What the task requires
Locate all lines with the word "Tiller" and copy them out.
----------
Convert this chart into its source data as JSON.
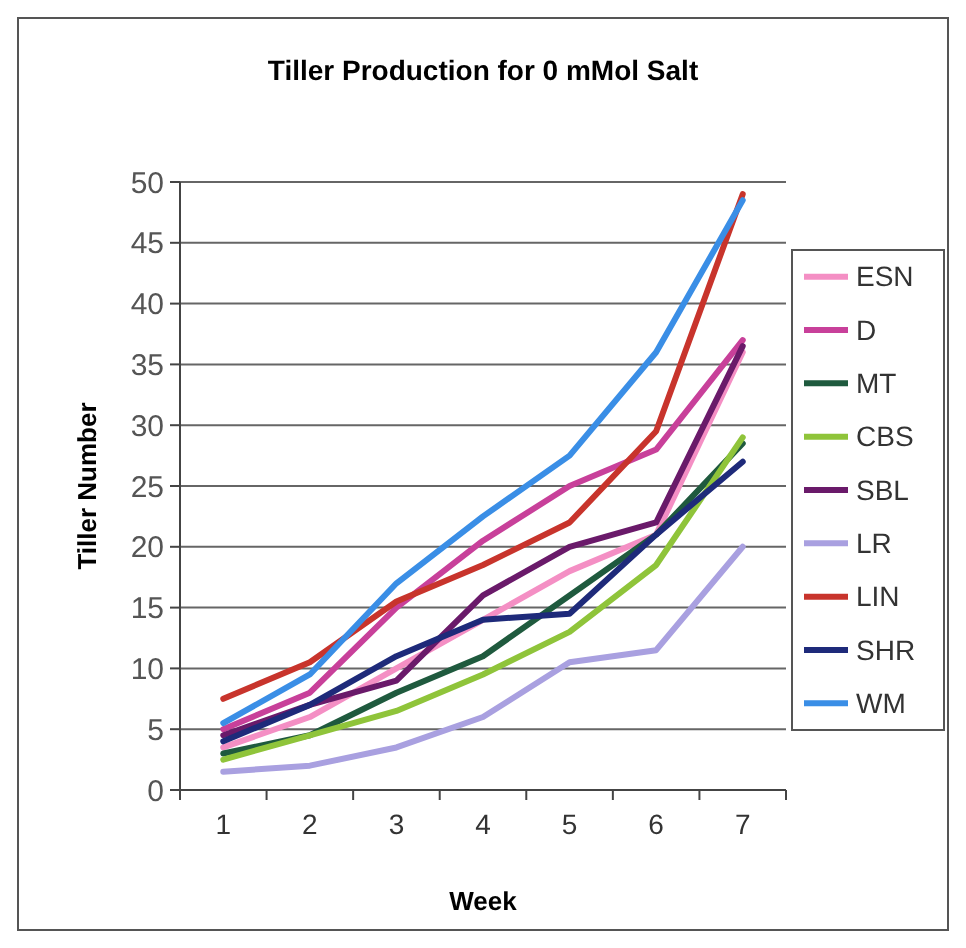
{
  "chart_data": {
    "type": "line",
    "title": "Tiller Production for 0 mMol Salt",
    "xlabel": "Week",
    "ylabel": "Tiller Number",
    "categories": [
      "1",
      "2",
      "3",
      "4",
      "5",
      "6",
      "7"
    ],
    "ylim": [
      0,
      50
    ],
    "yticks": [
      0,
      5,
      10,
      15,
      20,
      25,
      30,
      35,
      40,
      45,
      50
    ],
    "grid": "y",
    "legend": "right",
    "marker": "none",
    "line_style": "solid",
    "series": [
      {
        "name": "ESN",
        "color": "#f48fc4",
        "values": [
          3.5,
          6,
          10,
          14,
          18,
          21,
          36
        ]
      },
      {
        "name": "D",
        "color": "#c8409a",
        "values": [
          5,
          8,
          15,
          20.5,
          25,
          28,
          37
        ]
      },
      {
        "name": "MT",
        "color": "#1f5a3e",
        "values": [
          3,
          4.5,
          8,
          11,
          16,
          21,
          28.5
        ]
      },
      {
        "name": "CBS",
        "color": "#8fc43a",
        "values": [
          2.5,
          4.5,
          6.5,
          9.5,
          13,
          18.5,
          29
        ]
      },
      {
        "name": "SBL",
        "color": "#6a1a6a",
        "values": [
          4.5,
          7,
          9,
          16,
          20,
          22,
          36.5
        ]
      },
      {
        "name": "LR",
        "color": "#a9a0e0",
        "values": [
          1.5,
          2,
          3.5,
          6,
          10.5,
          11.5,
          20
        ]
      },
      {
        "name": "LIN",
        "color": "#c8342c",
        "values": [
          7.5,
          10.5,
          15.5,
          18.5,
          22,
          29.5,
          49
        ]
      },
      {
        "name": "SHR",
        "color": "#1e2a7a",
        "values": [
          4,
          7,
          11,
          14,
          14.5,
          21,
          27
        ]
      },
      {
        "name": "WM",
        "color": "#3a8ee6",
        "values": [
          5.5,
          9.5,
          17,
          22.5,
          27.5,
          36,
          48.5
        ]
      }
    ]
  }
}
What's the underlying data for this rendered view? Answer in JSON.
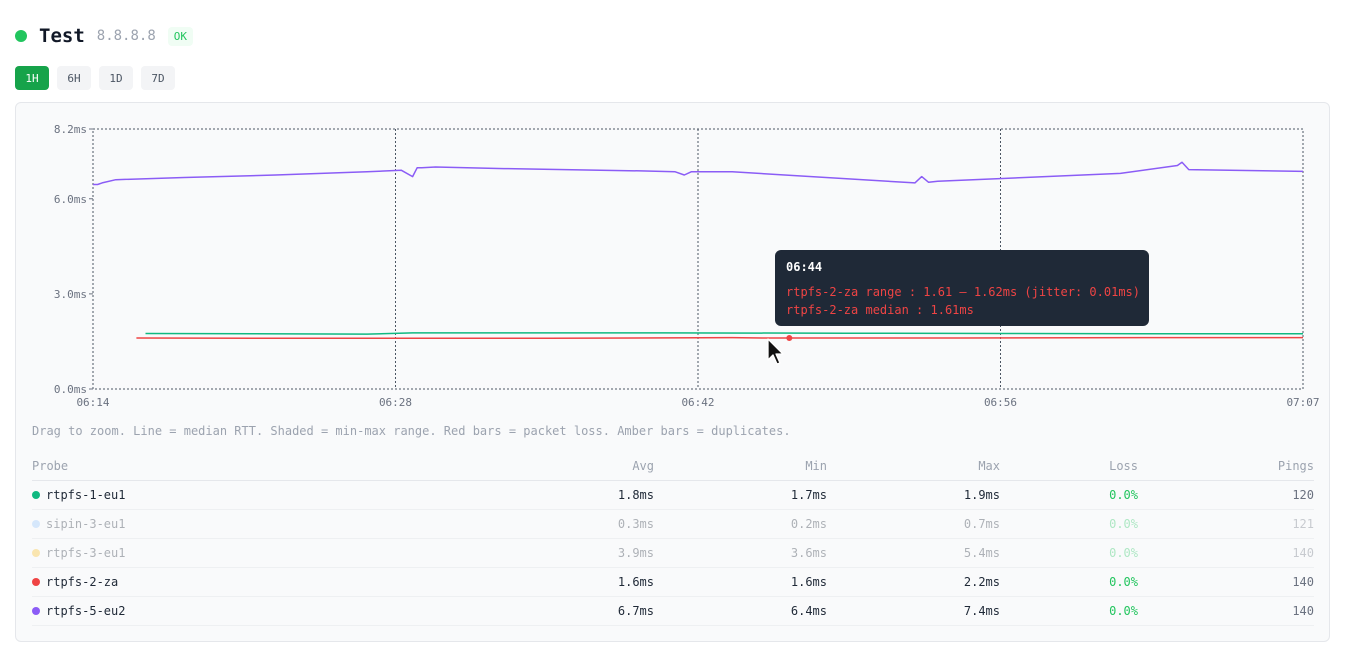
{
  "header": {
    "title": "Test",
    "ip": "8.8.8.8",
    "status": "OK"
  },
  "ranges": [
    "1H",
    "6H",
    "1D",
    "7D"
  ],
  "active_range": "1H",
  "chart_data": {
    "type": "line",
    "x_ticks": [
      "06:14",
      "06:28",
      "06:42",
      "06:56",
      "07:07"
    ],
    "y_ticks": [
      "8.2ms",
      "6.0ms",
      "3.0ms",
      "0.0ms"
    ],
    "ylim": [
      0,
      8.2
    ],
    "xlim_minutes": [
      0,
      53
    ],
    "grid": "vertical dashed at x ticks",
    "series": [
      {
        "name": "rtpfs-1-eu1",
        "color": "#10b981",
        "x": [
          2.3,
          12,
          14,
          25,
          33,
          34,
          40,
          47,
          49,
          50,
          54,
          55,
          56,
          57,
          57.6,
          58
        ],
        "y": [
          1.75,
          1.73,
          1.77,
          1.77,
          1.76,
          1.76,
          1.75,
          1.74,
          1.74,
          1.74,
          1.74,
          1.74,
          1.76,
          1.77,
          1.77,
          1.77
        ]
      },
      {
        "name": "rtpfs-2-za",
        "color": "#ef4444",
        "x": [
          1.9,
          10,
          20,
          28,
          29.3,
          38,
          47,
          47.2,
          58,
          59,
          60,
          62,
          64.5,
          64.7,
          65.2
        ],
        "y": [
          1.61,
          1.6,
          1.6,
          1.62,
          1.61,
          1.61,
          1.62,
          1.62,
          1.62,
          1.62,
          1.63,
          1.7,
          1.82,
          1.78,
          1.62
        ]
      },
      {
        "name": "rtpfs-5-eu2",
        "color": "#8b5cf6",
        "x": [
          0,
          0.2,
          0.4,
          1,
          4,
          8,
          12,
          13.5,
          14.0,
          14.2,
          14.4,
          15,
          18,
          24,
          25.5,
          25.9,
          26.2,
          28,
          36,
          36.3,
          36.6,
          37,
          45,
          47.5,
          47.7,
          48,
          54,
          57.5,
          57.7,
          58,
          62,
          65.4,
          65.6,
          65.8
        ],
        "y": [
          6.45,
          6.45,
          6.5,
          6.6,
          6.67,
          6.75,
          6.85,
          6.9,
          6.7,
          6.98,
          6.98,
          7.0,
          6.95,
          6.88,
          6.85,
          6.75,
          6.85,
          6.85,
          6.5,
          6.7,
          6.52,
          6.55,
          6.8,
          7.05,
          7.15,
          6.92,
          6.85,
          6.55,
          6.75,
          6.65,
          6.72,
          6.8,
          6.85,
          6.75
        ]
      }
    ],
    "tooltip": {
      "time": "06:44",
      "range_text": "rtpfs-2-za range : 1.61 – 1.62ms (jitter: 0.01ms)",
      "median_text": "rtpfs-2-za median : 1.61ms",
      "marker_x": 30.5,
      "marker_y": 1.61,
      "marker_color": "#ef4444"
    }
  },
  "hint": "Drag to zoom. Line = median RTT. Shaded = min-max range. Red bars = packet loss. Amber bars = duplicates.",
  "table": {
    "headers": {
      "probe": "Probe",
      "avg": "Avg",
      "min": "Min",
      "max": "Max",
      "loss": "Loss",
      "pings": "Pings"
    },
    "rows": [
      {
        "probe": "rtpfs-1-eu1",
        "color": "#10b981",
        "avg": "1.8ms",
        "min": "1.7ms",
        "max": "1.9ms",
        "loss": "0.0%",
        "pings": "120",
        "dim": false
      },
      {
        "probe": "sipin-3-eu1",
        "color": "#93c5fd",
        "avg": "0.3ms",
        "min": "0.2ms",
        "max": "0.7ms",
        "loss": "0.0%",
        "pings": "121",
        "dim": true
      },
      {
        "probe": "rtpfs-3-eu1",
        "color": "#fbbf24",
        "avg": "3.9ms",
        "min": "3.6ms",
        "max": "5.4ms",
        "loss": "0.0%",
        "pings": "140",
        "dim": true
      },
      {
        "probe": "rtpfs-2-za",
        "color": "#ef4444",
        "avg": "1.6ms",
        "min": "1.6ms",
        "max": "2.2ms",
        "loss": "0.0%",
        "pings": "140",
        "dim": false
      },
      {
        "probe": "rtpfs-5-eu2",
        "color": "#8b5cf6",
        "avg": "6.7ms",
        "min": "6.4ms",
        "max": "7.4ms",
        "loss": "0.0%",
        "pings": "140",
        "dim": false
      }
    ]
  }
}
----------
Complete output
    "title": "Tiller Production for 0 mMol Salt",
    "ylabel": "Tiller Number",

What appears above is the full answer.